━━ DATASET ━━
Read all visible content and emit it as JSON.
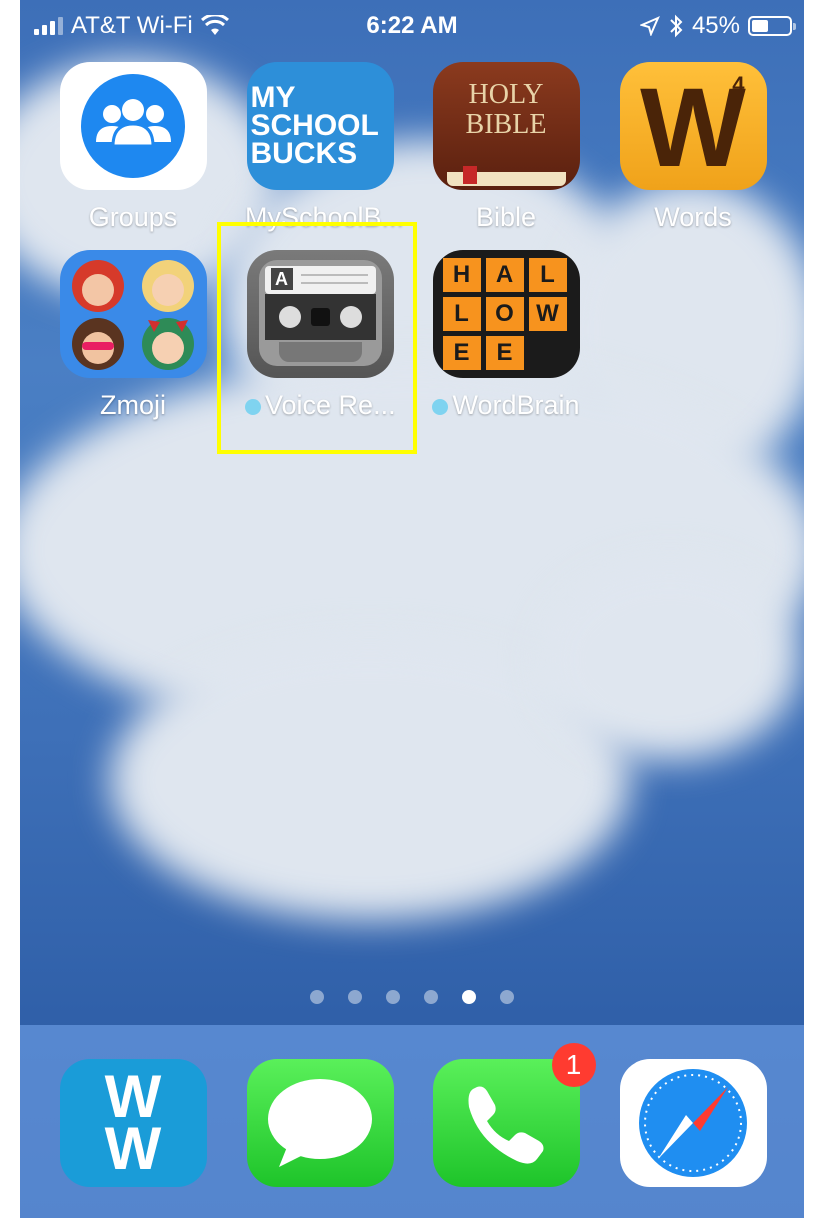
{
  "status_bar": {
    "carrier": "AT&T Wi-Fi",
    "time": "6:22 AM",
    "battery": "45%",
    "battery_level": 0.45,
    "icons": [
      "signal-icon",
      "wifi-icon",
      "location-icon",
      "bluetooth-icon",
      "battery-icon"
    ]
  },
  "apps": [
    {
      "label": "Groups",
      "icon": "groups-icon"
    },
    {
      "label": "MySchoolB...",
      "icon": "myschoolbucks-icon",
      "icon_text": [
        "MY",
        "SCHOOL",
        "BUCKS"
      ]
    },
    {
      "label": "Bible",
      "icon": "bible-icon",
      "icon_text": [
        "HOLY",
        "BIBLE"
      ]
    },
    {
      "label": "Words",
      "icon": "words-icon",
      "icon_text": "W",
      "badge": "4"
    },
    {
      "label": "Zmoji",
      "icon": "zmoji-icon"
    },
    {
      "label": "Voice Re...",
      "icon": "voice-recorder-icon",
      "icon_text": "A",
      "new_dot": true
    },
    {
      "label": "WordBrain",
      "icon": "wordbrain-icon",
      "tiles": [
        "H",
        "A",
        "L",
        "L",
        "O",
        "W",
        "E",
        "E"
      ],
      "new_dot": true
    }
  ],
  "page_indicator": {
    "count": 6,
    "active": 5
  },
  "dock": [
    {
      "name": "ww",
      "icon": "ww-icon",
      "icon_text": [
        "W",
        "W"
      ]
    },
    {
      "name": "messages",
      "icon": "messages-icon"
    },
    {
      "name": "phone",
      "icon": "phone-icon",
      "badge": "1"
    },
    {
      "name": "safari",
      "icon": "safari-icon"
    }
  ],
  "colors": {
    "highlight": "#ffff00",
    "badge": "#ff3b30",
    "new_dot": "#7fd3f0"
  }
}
━━━
━━ DATASET ━━
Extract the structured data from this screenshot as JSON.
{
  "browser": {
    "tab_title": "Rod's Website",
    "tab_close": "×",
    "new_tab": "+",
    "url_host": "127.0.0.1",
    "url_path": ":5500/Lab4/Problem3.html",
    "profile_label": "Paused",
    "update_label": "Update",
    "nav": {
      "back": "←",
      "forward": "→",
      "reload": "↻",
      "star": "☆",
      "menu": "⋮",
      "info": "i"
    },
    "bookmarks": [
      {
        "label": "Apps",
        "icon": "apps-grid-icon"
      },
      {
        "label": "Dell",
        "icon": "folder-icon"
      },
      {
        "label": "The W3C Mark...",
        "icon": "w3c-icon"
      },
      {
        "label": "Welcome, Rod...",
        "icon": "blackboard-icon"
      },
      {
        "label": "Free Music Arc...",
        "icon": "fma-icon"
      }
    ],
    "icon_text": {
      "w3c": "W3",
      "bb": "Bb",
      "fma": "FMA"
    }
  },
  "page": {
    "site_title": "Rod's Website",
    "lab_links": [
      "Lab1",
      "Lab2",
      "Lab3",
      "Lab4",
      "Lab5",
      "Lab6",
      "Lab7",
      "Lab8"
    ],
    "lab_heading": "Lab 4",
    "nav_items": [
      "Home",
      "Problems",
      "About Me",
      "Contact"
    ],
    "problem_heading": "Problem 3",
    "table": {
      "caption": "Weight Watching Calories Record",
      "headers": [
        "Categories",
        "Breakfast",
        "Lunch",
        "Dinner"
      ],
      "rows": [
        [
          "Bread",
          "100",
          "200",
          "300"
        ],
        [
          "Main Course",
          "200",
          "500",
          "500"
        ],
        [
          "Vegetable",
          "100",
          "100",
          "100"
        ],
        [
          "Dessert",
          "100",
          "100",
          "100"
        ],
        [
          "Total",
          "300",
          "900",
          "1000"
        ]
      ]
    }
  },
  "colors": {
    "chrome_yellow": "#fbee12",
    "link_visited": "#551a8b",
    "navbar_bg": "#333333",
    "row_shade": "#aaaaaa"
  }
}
━━━
*WORK TO BE COMPLETED*: Wherever a line in the data above holds "Website", copy that line.

*FINISHED EXERCISE*:
    "tab_title": "Rod's Website",
    "site_title": "Rod's Website",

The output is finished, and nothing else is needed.